* start *

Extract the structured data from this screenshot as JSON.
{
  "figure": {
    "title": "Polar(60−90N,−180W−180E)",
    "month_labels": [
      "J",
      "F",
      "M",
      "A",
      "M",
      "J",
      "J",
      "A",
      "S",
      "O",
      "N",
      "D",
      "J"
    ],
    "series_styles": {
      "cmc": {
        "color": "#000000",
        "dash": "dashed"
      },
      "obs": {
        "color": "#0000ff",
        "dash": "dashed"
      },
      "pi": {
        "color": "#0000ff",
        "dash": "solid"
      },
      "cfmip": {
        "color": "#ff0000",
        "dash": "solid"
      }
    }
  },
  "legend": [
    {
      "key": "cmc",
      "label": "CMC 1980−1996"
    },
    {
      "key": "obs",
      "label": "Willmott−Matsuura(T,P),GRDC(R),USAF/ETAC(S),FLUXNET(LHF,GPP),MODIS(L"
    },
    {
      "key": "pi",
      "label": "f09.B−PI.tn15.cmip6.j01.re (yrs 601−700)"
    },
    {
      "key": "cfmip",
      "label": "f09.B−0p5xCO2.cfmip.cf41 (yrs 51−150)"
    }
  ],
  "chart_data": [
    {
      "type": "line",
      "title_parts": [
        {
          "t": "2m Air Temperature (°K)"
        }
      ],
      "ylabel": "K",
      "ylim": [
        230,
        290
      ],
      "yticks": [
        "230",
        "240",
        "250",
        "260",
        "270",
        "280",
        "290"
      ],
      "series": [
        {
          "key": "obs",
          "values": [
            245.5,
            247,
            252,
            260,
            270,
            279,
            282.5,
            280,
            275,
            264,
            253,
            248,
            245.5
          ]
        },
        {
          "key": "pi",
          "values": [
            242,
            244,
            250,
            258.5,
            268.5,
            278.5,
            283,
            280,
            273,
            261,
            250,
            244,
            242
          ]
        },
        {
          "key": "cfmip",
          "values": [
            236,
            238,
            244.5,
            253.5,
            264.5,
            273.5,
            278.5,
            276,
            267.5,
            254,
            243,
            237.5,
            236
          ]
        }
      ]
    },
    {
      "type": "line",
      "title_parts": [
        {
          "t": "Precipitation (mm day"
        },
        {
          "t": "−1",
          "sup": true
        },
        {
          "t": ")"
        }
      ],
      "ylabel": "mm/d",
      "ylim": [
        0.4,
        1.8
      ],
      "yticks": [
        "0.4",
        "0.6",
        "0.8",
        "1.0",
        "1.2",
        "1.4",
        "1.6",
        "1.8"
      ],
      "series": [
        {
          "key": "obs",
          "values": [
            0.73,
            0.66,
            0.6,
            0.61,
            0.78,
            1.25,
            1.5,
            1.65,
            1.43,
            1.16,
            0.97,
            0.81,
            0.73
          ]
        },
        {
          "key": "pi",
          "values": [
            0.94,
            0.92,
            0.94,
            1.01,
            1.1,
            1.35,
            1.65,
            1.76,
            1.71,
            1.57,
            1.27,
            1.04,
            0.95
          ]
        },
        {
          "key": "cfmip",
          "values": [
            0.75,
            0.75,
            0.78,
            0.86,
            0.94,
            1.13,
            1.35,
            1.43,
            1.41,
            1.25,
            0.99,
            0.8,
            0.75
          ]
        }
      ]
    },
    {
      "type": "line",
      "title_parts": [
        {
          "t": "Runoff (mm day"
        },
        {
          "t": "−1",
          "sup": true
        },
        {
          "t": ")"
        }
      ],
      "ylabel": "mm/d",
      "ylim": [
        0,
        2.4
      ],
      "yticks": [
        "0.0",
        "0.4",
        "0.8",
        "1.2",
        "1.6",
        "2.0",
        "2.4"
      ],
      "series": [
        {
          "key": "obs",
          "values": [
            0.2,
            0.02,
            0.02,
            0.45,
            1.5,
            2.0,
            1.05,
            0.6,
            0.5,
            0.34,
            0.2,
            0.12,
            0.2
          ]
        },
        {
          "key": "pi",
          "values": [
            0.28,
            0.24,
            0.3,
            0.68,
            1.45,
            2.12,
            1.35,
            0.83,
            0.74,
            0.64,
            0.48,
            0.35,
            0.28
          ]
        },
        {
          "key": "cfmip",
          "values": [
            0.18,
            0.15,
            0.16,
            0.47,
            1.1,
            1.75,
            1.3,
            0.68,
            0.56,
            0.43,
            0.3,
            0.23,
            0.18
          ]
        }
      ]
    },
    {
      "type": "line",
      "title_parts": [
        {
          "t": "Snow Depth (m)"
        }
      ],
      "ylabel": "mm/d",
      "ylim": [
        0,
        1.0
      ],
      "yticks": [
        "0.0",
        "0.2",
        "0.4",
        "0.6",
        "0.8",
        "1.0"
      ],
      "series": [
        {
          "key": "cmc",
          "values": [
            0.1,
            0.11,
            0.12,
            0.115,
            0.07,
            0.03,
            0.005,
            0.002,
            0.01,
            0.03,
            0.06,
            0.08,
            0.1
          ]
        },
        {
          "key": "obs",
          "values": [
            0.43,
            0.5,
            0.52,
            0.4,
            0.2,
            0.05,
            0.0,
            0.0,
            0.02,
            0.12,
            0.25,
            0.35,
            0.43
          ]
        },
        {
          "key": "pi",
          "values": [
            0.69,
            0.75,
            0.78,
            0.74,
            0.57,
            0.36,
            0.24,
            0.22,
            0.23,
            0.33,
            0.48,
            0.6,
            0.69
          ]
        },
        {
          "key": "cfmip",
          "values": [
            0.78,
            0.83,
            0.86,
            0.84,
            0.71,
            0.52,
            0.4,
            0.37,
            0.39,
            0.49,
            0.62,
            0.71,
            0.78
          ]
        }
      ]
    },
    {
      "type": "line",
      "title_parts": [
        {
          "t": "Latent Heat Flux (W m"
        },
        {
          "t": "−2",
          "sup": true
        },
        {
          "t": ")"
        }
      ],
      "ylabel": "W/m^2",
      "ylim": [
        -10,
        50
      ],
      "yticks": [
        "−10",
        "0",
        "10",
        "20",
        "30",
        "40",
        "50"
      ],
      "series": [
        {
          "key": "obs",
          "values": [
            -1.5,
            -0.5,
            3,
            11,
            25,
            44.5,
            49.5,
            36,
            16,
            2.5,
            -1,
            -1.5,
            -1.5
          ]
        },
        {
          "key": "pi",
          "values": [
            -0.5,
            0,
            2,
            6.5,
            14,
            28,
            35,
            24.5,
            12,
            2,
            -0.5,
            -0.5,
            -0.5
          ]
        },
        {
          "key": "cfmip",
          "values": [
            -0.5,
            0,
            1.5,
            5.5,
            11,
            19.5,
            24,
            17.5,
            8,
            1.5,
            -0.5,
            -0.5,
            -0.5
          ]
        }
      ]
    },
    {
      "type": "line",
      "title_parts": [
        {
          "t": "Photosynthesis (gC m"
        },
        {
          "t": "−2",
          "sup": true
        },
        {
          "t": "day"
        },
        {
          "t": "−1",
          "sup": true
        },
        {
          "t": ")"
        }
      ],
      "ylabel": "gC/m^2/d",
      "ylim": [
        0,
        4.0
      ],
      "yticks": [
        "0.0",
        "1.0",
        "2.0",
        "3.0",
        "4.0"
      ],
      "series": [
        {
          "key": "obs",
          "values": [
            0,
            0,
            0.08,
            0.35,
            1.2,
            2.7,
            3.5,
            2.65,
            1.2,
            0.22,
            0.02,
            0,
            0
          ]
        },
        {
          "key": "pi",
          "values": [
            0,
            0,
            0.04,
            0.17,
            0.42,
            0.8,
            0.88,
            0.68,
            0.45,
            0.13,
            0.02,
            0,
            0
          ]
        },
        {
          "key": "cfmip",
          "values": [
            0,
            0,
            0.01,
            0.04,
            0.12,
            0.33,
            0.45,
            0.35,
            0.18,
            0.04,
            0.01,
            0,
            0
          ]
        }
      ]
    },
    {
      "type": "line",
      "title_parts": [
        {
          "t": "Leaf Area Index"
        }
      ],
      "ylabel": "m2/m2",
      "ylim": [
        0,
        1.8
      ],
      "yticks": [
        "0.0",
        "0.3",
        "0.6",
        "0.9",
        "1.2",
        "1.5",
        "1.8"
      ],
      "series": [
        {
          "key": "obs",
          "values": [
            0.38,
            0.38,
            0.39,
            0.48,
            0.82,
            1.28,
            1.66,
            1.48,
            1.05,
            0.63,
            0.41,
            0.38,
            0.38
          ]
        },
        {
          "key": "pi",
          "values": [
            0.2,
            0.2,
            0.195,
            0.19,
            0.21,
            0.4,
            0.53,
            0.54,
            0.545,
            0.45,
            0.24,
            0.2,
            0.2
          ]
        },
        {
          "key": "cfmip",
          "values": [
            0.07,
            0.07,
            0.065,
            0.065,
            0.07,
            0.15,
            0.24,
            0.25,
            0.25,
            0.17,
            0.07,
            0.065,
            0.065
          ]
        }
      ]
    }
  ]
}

* end *

• Exercise instructions: Gather all lines with the string "color" from the data.

• Exercise answer:
        "color": "#000000",
        "color": "#0000ff",
        "color": "#0000ff",
        "color": "#ff0000",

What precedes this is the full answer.